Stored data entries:
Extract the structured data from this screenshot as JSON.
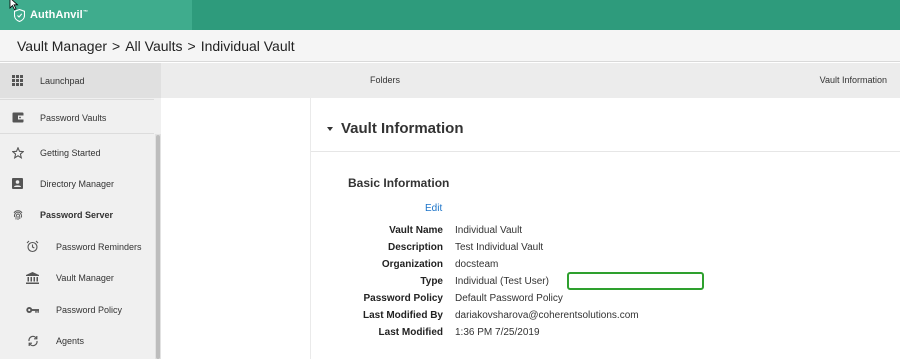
{
  "header": {
    "logo_text": "AuthAnvil",
    "logo_tm": "™",
    "brand_color": "#2e9b7c"
  },
  "breadcrumb": {
    "items": [
      "Vault Manager",
      "All Vaults",
      "Individual Vault"
    ],
    "separator": ">"
  },
  "sidebar": {
    "items": [
      {
        "label": "Launchpad",
        "icon": "grid-icon"
      },
      {
        "label": "Password Vaults",
        "icon": "wallet-icon"
      },
      {
        "label": "Getting Started",
        "icon": "star-icon"
      },
      {
        "label": "Directory Manager",
        "icon": "contact-card-icon"
      },
      {
        "label": "Password Server",
        "icon": "fingerprint-icon"
      },
      {
        "label": "Password Reminders",
        "icon": "alarm-clock-icon"
      },
      {
        "label": "Vault Manager",
        "icon": "bank-icon"
      },
      {
        "label": "Password Policy",
        "icon": "key-icon"
      },
      {
        "label": "Agents",
        "icon": "sync-icon"
      }
    ]
  },
  "tabs": {
    "folders": "Folders",
    "vault_information": "Vault Information"
  },
  "vault": {
    "panel_title": "Vault Information",
    "section_title": "Basic Information",
    "edit_label": "Edit",
    "fields": [
      {
        "key": "Vault Name",
        "value": "Individual Vault"
      },
      {
        "key": "Description",
        "value": "Test Individual Vault"
      },
      {
        "key": "Organization",
        "value": "docsteam"
      },
      {
        "key": "Type",
        "value": "Individual (Test User)"
      },
      {
        "key": "Password Policy",
        "value": "Default Password Policy"
      },
      {
        "key": "Last Modified By",
        "value": "dariakovsharova@coherentsolutions.com"
      },
      {
        "key": "Last Modified",
        "value": "1:36 PM 7/25/2019"
      }
    ],
    "highlight_color": "#2ea02e"
  }
}
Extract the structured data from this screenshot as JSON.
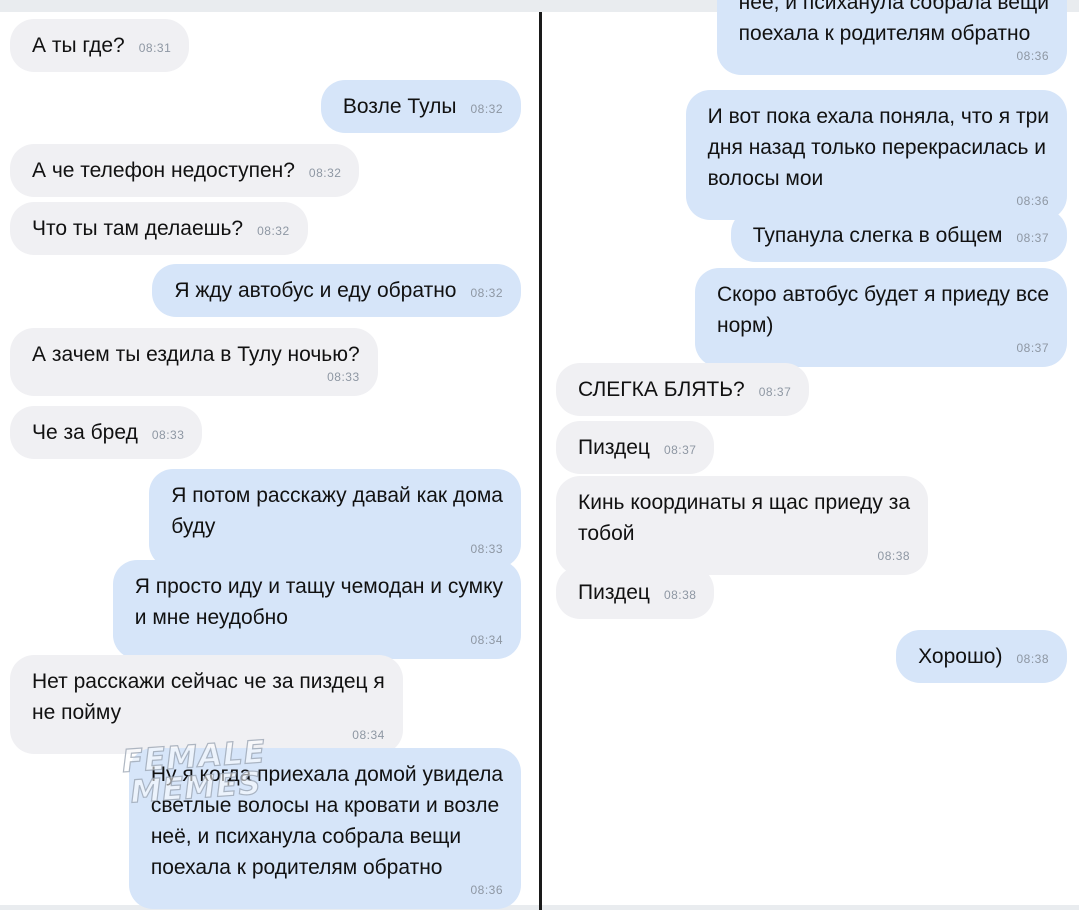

### WHAT YOU HAVE TO DO
Return to the listing above and set it down exactly, leaving out its pictures.

### FINAL RESULT
Extract the structured data from this screenshot as JSON.
{
  "header": {
    "logo_text": "AuthAnvil",
    "logo_tm": "™",
    "brand_color": "#2e9b7c"
  },
  "breadcrumb": {
    "items": [
      "Vault Manager",
      "All Vaults",
      "Individual Vault"
    ],
    "separator": ">"
  },
  "sidebar": {
    "items": [
      {
        "label": "Launchpad",
        "icon": "grid-icon"
      },
      {
        "label": "Password Vaults",
        "icon": "wallet-icon"
      },
      {
        "label": "Getting Started",
        "icon": "star-icon"
      },
      {
        "label": "Directory Manager",
        "icon": "contact-card-icon"
      },
      {
        "label": "Password Server",
        "icon": "fingerprint-icon"
      },
      {
        "label": "Password Reminders",
        "icon": "alarm-clock-icon"
      },
      {
        "label": "Vault Manager",
        "icon": "bank-icon"
      },
      {
        "label": "Password Policy",
        "icon": "key-icon"
      },
      {
        "label": "Agents",
        "icon": "sync-icon"
      }
    ]
  },
  "tabs": {
    "folders": "Folders",
    "vault_information": "Vault Information"
  },
  "vault": {
    "panel_title": "Vault Information",
    "section_title": "Basic Information",
    "edit_label": "Edit",
    "fields": [
      {
        "key": "Vault Name",
        "value": "Individual Vault"
      },
      {
        "key": "Description",
        "value": "Test Individual Vault"
      },
      {
        "key": "Organization",
        "value": "docsteam"
      },
      {
        "key": "Type",
        "value": "Individual (Test User)"
      },
      {
        "key": "Password Policy",
        "value": "Default Password Policy"
      },
      {
        "key": "Last Modified By",
        "value": "dariakovsharova@coherentsolutions.com"
      },
      {
        "key": "Last Modified",
        "value": "1:36 PM 7/25/2019"
      }
    ],
    "highlight_color": "#2ea02e"
  }
}
Extract the structured data from this screenshot as JSON.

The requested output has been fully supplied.